The task
Drop all images and give the records again exactly.

####

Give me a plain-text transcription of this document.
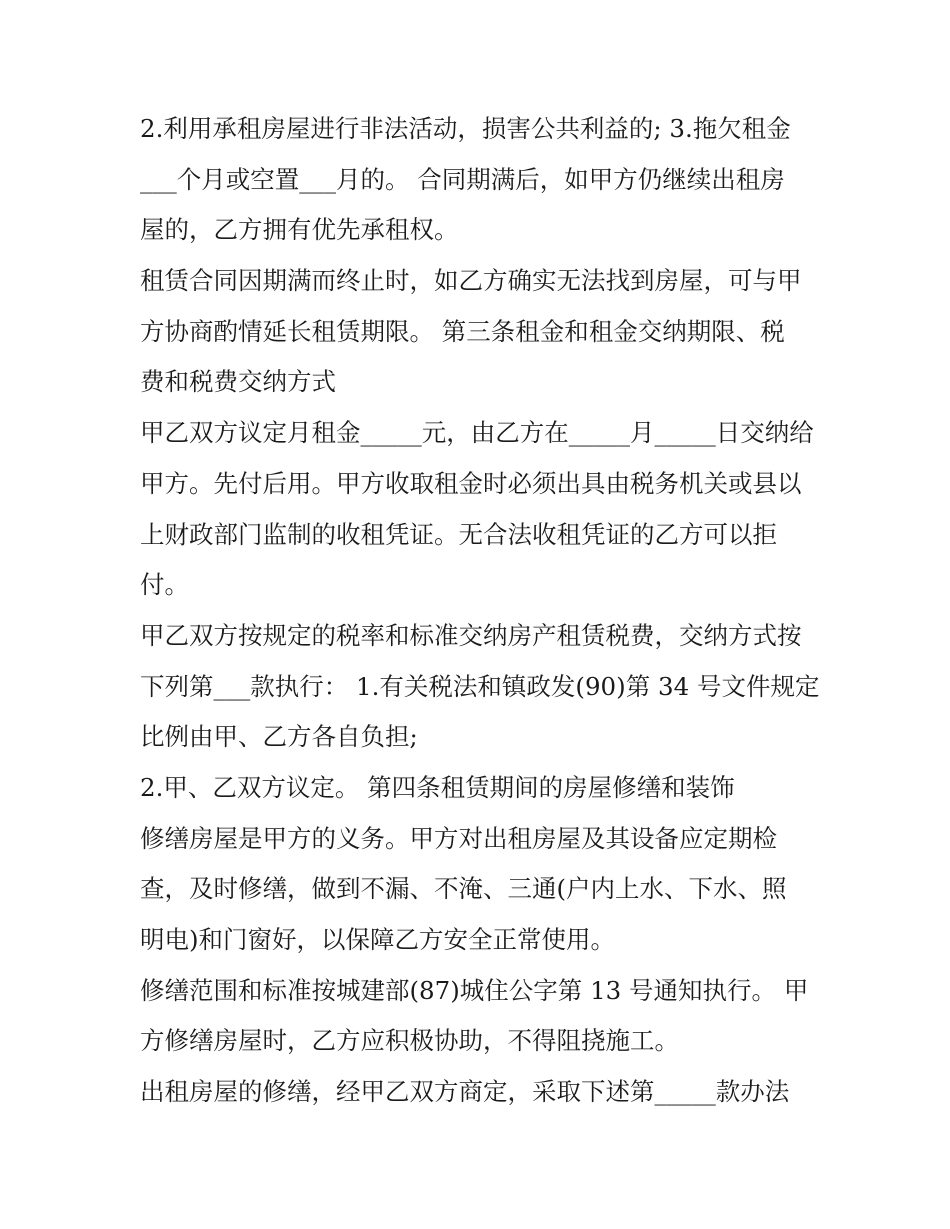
2.利用承租房屋进行非法活动，损害公共利益的; 3.拖欠租金
___个月或空置___月的。 合同期满后，如甲方仍继续出租房
屋的，乙方拥有优先承租权。
租赁合同因期满而终止时，如乙方确实无法找到房屋，可与甲
方协商酌情延长租赁期限。 第三条租金和租金交纳期限、税
费和税费交纳方式
甲乙双方议定月租金_____元，由乙方在_____月_____日交纳给
甲方。先付后用。甲方收取租金时必须出具由税务机关或县以
上财政部门监制的收租凭证。无合法收租凭证的乙方可以拒
付。
甲乙双方按规定的税率和标准交纳房产租赁税费，交纳方式按
下列第___款执行： 1.有关税法和镇政发(90)第 34 号文件规定
比例由甲、乙方各自负担;
2.甲、乙双方议定。 第四条租赁期间的房屋修缮和装饰
修缮房屋是甲方的义务。甲方对出租房屋及其设备应定期检
查，及时修缮，做到不漏、不淹、三通(户内上水、下水、照
明电)和门窗好，以保障乙方安全正常使用。
修缮范围和标准按城建部(87)城住公字第 13 号通知执行。 甲
方修缮房屋时，乙方应积极协助，不得阻挠施工。
出租房屋的修缮，经甲乙双方商定，采取下述第_____款办法
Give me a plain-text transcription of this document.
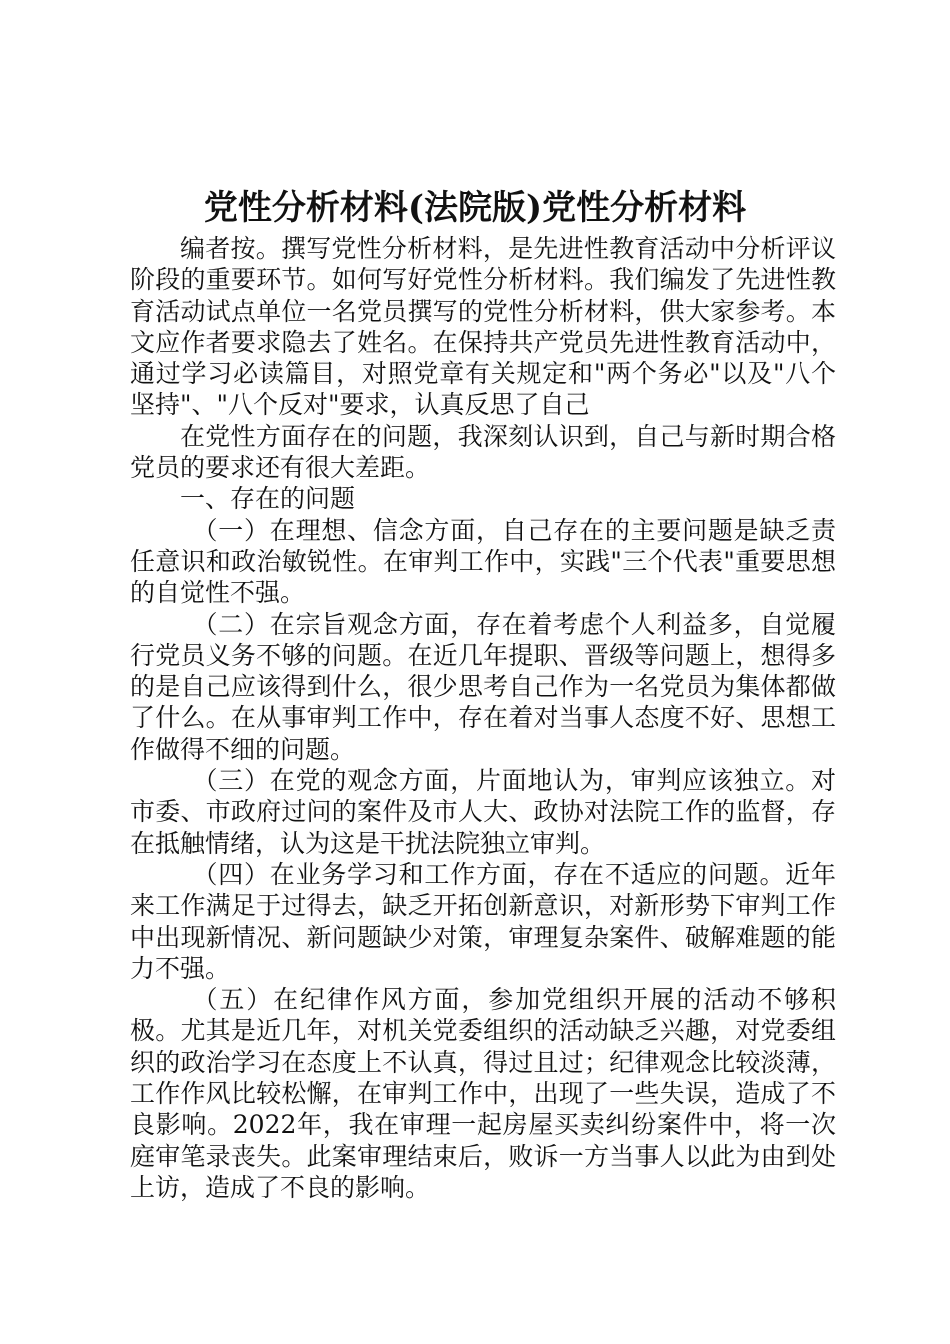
党性分析材料(法院版)党性分析材料

编者按。撰写党性分析材料，是先进性教育活动中分析评议阶段的重要环节。如何写好党性分析材料。我们编发了先进性教育活动试点单位一名党员撰写的党性分析材料，供大家参考。本文应作者要求隐去了姓名。在保持共产党员先进性教育活动中，通过学习必读篇目，对照党章有关规定和"两个务必"以及"八个坚持"、"八个反对"要求，认真反思了自己

在党性方面存在的问题，我深刻认识到，自己与新时期合格党员的要求还有很大差距。

一、存在的问题

（一）在理想、信念方面，自己存在的主要问题是缺乏责任意识和政治敏锐性。在审判工作中，实践"三个代表"重要思想的自觉性不强。

（二）在宗旨观念方面，存在着考虑个人利益多，自觉履行党员义务不够的问题。在近几年提职、晋级等问题上，想得多的是自己应该得到什么，很少思考自己作为一名党员为集体都做了什么。在从事审判工作中，存在着对当事人态度不好、思想工作做得不细的问题。

（三）在党的观念方面，片面地认为，审判应该独立。对市委、市政府过问的案件及市人大、政协对法院工作的监督，存在抵触情绪，认为这是干扰法院独立审判。

（四）在业务学习和工作方面，存在不适应的问题。近年来工作满足于过得去，缺乏开拓创新意识，对新形势下审判工作中出现新情况、新问题缺少对策，审理复杂案件、破解难题的能力不强。

（五）在纪律作风方面，参加党组织开展的活动不够积极。尤其是近几年，对机关党委组织的活动缺乏兴趣，对党委组织的政治学习在态度上不认真，得过且过；纪律观念比较淡薄，工作作风比较松懈，在审判工作中，出现了一些失误，造成了不良影响。2022年，我在审理一起房屋买卖纠纷案件中，将一次庭审笔录丧失。此案审理结束后，败诉一方当事人以此为由到处上访，造成了不良的影响。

####

Result
Give me a plain-text transcription of this document.
2.利用承租房屋进行非法活动，损害公共利益的; 3.拖欠租金
___个月或空置___月的。 合同期满后，如甲方仍继续出租房
屋的，乙方拥有优先承租权。
租赁合同因期满而终止时，如乙方确实无法找到房屋，可与甲
方协商酌情延长租赁期限。 第三条租金和租金交纳期限、税
费和税费交纳方式
甲乙双方议定月租金_____元，由乙方在_____月_____日交纳给
甲方。先付后用。甲方收取租金时必须出具由税务机关或县以
上财政部门监制的收租凭证。无合法收租凭证的乙方可以拒
付。
甲乙双方按规定的税率和标准交纳房产租赁税费，交纳方式按
下列第___款执行： 1.有关税法和镇政发(90)第 34 号文件规定
比例由甲、乙方各自负担;
2.甲、乙双方议定。 第四条租赁期间的房屋修缮和装饰
修缮房屋是甲方的义务。甲方对出租房屋及其设备应定期检
查，及时修缮，做到不漏、不淹、三通(户内上水、下水、照
明电)和门窗好，以保障乙方安全正常使用。
修缮范围和标准按城建部(87)城住公字第 13 号通知执行。 甲
方修缮房屋时，乙方应积极协助，不得阻挠施工。
出租房屋的修缮，经甲乙双方商定，采取下述第_____款办法
Give me a plain-text transcription of this document.
党性分析材料(法院版)党性分析材料

编者按。撰写党性分析材料，是先进性教育活动中分析评议阶段的重要环节。如何写好党性分析材料。我们编发了先进性教育活动试点单位一名党员撰写的党性分析材料，供大家参考。本文应作者要求隐去了姓名。在保持共产党员先进性教育活动中，通过学习必读篇目，对照党章有关规定和"两个务必"以及"八个坚持"、"八个反对"要求，认真反思了自己

在党性方面存在的问题，我深刻认识到，自己与新时期合格党员的要求还有很大差距。

一、存在的问题

（一）在理想、信念方面，自己存在的主要问题是缺乏责任意识和政治敏锐性。在审判工作中，实践"三个代表"重要思想的自觉性不强。

（二）在宗旨观念方面，存在着考虑个人利益多，自觉履行党员义务不够的问题。在近几年提职、晋级等问题上，想得多的是自己应该得到什么，很少思考自己作为一名党员为集体都做了什么。在从事审判工作中，存在着对当事人态度不好、思想工作做得不细的问题。

（三）在党的观念方面，片面地认为，审判应该独立。对市委、市政府过问的案件及市人大、政协对法院工作的监督，存在抵触情绪，认为这是干扰法院独立审判。

（四）在业务学习和工作方面，存在不适应的问题。近年来工作满足于过得去，缺乏开拓创新意识，对新形势下审判工作中出现新情况、新问题缺少对策，审理复杂案件、破解难题的能力不强。

（五）在纪律作风方面，参加党组织开展的活动不够积极。尤其是近几年，对机关党委组织的活动缺乏兴趣，对党委组织的政治学习在态度上不认真，得过且过；纪律观念比较淡薄，工作作风比较松懈，在审判工作中，出现了一些失误，造成了不良影响。2022年，我在审理一起房屋买卖纠纷案件中，将一次庭审笔录丧失。此案审理结束后，败诉一方当事人以此为由到处上访，造成了不良的影响。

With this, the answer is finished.